▸ **Given request**: Note each line of the listing that contains the string "through", and copy it.
* * * *
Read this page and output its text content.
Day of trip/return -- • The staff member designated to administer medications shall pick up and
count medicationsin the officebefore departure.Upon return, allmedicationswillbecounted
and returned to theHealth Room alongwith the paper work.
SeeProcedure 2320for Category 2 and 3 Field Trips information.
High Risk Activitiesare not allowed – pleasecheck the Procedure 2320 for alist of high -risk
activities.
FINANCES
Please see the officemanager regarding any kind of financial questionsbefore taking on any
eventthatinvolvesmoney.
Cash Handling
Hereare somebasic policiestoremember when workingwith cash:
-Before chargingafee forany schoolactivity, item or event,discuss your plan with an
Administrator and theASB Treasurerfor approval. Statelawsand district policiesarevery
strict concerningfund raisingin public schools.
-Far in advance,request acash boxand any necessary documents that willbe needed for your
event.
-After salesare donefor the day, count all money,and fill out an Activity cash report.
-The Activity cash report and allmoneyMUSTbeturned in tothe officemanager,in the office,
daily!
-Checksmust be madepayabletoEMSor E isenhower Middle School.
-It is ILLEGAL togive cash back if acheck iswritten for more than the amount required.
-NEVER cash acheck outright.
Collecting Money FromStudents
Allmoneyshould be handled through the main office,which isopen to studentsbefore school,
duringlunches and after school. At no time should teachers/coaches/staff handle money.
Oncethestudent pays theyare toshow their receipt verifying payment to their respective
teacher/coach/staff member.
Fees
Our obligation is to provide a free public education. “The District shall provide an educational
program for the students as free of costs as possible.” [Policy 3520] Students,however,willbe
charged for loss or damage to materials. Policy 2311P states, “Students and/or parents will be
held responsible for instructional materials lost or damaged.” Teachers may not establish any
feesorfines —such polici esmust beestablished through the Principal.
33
* * * *
▸ **The response**:
Allmoneyshould be handled through the main office,which isopen to studentsbefore school,
feesorfines —such polici esmust beestablished through the Principal.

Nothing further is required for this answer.